═════ Record list

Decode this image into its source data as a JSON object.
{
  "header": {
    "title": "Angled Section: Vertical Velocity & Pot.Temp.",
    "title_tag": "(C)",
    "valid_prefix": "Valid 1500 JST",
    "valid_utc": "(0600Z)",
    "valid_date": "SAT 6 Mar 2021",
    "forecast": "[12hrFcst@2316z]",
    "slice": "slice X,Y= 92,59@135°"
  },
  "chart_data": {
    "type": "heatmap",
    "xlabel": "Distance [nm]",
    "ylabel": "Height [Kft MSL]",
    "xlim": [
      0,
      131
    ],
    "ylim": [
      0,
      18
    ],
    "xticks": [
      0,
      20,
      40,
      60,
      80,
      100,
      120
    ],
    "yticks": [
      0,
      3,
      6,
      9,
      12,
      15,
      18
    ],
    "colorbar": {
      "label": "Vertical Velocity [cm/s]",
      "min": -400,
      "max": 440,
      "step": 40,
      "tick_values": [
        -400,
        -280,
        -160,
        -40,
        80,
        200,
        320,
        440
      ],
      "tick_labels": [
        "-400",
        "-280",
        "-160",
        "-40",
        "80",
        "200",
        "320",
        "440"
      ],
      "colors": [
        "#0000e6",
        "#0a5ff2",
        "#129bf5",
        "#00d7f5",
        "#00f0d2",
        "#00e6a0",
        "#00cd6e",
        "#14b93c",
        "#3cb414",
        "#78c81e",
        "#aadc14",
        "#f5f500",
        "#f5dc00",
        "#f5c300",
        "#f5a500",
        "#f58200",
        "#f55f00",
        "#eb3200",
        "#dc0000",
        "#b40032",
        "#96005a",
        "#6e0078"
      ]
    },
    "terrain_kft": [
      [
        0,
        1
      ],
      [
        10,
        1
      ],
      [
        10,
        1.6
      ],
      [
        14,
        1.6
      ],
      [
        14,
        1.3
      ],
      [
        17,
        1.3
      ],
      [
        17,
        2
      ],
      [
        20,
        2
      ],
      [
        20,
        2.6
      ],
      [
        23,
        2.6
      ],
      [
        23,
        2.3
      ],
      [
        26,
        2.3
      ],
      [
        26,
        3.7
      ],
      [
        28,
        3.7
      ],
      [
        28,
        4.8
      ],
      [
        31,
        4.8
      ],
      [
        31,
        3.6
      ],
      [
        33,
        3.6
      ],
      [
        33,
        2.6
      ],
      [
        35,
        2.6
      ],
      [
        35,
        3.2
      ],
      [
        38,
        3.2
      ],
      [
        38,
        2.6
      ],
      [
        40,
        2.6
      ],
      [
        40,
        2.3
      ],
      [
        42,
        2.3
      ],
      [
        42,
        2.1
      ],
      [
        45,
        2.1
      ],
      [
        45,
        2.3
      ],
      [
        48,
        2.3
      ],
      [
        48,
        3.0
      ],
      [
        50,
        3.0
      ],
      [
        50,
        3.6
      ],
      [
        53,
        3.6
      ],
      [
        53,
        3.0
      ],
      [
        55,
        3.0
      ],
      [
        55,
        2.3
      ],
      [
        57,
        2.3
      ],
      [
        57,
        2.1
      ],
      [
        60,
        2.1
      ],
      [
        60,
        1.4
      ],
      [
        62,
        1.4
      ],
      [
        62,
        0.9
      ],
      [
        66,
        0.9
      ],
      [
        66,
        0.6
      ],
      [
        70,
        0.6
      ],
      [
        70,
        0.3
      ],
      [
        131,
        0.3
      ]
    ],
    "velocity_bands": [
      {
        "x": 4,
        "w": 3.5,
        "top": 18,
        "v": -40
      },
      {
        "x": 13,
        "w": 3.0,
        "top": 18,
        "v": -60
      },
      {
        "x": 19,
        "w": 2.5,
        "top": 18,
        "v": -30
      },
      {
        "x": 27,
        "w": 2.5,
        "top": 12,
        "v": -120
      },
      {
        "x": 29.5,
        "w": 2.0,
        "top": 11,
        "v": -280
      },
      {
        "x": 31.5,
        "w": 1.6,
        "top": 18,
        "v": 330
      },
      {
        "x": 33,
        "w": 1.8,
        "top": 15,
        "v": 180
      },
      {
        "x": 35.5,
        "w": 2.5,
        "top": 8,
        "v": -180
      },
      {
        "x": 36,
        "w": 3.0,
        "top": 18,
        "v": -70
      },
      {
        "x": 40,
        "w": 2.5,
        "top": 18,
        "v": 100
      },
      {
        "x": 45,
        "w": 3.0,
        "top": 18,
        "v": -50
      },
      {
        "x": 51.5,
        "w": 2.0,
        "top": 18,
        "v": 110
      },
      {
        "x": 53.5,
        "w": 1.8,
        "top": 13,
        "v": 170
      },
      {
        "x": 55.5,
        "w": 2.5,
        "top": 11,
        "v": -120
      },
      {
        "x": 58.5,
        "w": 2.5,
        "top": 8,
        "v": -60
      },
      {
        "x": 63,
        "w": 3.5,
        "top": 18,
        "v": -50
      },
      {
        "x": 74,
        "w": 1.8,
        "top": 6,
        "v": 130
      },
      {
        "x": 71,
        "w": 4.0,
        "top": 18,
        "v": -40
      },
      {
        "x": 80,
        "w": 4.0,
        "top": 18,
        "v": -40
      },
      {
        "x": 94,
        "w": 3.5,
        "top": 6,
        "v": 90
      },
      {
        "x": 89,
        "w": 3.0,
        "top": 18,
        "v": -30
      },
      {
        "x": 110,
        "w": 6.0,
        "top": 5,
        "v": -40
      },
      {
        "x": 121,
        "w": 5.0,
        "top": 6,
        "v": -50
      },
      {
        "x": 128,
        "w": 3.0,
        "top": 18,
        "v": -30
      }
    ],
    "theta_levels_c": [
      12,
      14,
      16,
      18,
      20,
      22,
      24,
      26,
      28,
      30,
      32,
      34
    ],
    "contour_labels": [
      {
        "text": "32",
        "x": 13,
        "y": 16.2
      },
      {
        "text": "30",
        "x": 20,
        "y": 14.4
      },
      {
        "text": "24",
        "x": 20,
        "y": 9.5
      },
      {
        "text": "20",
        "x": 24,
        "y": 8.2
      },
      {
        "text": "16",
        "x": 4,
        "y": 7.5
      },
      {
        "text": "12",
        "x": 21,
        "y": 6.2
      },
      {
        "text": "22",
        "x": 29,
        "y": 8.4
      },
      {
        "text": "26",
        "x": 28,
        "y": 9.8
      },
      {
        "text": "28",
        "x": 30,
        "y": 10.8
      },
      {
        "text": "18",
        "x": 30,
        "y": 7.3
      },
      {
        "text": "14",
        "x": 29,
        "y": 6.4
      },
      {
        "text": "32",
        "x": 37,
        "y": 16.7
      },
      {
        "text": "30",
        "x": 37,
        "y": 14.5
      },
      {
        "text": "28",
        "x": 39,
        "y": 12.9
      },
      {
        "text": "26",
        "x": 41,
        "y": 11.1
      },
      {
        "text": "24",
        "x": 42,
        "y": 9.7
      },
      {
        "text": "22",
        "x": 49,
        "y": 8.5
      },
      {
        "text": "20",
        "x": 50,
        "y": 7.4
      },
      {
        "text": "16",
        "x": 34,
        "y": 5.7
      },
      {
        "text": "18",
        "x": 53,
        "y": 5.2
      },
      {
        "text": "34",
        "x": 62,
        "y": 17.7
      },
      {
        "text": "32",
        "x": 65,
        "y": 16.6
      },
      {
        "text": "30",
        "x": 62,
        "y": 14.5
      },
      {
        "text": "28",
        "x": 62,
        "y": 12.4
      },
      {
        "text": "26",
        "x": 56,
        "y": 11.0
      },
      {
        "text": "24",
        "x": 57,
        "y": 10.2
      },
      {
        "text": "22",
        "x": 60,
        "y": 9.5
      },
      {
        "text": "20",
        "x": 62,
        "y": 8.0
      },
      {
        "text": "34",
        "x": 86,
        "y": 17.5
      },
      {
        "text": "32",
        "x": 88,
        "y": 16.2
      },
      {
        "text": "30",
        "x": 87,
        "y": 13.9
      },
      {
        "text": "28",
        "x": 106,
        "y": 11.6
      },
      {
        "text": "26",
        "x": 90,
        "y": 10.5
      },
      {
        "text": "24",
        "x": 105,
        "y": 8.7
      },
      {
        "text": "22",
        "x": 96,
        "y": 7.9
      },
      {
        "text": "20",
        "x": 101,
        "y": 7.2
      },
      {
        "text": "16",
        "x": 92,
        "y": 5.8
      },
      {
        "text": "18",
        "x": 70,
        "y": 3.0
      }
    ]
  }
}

══════════

> _What to work on_: Go through the material line by line. Show each line that contains the string "Vertical".

> _Result_:
    "title": "Angled Section: Vertical Velocity & Pot.Temp.",
      "label": "Vertical Velocity [cm/s]",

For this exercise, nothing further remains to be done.